◆ Exercise description: Will you give the material below again, every line exactly as it is?

-- Begin Records provided --

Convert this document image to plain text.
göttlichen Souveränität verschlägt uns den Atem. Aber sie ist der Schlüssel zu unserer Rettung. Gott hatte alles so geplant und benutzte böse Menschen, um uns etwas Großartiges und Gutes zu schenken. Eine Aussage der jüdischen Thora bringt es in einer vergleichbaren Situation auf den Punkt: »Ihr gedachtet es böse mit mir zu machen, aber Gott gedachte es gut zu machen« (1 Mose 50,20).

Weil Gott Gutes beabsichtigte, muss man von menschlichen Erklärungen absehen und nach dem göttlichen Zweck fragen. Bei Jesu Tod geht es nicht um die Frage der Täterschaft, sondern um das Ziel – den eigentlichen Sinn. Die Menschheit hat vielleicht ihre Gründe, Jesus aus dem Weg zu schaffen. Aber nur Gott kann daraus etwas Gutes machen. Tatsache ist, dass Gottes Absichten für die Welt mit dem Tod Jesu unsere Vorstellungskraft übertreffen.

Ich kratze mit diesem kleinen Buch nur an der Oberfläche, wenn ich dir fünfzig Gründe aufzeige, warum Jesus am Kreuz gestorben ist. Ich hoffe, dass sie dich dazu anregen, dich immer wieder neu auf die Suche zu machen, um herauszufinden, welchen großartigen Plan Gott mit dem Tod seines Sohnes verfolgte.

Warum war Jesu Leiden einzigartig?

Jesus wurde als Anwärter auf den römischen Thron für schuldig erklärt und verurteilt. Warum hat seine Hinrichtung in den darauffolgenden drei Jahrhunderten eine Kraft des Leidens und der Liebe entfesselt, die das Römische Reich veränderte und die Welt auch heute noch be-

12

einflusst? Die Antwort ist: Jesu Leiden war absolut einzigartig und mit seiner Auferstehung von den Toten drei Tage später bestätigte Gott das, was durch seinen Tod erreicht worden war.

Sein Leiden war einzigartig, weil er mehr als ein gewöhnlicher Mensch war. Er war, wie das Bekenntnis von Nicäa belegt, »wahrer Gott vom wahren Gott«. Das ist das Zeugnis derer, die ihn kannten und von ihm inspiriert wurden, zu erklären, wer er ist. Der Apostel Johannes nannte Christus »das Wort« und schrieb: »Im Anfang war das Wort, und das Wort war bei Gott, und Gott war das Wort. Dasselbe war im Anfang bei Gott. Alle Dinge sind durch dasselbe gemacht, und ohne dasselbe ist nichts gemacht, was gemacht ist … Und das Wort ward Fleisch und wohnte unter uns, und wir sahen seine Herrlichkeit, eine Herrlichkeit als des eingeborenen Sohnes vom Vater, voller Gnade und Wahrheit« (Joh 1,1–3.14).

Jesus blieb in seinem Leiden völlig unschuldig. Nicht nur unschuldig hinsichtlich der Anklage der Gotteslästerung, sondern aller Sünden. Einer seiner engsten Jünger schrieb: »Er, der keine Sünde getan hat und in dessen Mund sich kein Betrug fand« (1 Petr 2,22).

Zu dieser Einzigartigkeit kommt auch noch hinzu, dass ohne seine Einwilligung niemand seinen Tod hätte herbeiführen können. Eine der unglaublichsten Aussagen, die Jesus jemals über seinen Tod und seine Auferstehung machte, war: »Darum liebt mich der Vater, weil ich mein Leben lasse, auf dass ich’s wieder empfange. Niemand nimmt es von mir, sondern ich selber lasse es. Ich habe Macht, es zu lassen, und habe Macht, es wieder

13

-- End Records provided --

◆ Written solution:
Convert this document image to plain text.
göttlichen Souveränität verschlägt uns den Atem. Aber sie ist der Schlüssel zu unserer Rettung. Gott hatte alles so geplant und benutzte böse Menschen, um uns etwas Großartiges und Gutes zu schenken. Eine Aussage der jüdischen Thora bringt es in einer vergleichbaren Situation auf den Punkt: »Ihr gedachtet es böse mit mir zu machen, aber Gott gedachte es gut zu machen« (1 Mose 50,20).

Weil Gott Gutes beabsichtigte, muss man von menschlichen Erklärungen absehen und nach dem göttlichen Zweck fragen. Bei Jesu Tod geht es nicht um die Frage der Täterschaft, sondern um das Ziel – den eigentlichen Sinn. Die Menschheit hat vielleicht ihre Gründe, Jesus aus dem Weg zu schaffen. Aber nur Gott kann daraus etwas Gutes machen. Tatsache ist, dass Gottes Absichten für die Welt mit dem Tod Jesu unsere Vorstellungskraft übertreffen.

Ich kratze mit diesem kleinen Buch nur an der Oberfläche, wenn ich dir fünfzig Gründe aufzeige, warum Jesus am Kreuz gestorben ist. Ich hoffe, dass sie dich dazu anregen, dich immer wieder neu auf die Suche zu machen, um herauszufinden, welchen großartigen Plan Gott mit dem Tod seines Sohnes verfolgte.

Warum war Jesu Leiden einzigartig?

Jesus wurde als Anwärter auf den römischen Thron für schuldig erklärt und verurteilt. Warum hat seine Hinrichtung in den darauffolgenden drei Jahrhunderten eine Kraft des Leidens und der Liebe entfesselt, die das Römische Reich veränderte und die Welt auch heute noch be-

12

einflusst? Die Antwort ist: Jesu Leiden war absolut einzigartig und mit seiner Auferstehung von den Toten drei Tage später bestätigte Gott das, was durch seinen Tod erreicht worden war.

Sein Leiden war einzigartig, weil er mehr als ein gewöhnlicher Mensch war. Er war, wie das Bekenntnis von Nicäa belegt, »wahrer Gott vom wahren Gott«. Das ist das Zeugnis derer, die ihn kannten und von ihm inspiriert wurden, zu erklären, wer er ist. Der Apostel Johannes nannte Christus »das Wort« und schrieb: »Im Anfang war das Wort, und das Wort war bei Gott, und Gott war das Wort. Dasselbe war im Anfang bei Gott. Alle Dinge sind durch dasselbe gemacht, und ohne dasselbe ist nichts gemacht, was gemacht ist … Und das Wort ward Fleisch und wohnte unter uns, und wir sahen seine Herrlichkeit, eine Herrlichkeit als des eingeborenen Sohnes vom Vater, voller Gnade und Wahrheit« (Joh 1,1–3.14).

Jesus blieb in seinem Leiden völlig unschuldig. Nicht nur unschuldig hinsichtlich der Anklage der Gotteslästerung, sondern aller Sünden. Einer seiner engsten Jünger schrieb: »Er, der keine Sünde getan hat und in dessen Mund sich kein Betrug fand« (1 Petr 2,22).

Zu dieser Einzigartigkeit kommt auch noch hinzu, dass ohne seine Einwilligung niemand seinen Tod hätte herbeiführen können. Eine der unglaublichsten Aussagen, die Jesus jemals über seinen Tod und seine Auferstehung machte, war: »Darum liebt mich der Vater, weil ich mein Leben lasse, auf dass ich’s wieder empfange. Niemand nimmt es von mir, sondern ich selber lasse es. Ich habe Macht, es zu lassen, und habe Macht, es wieder

13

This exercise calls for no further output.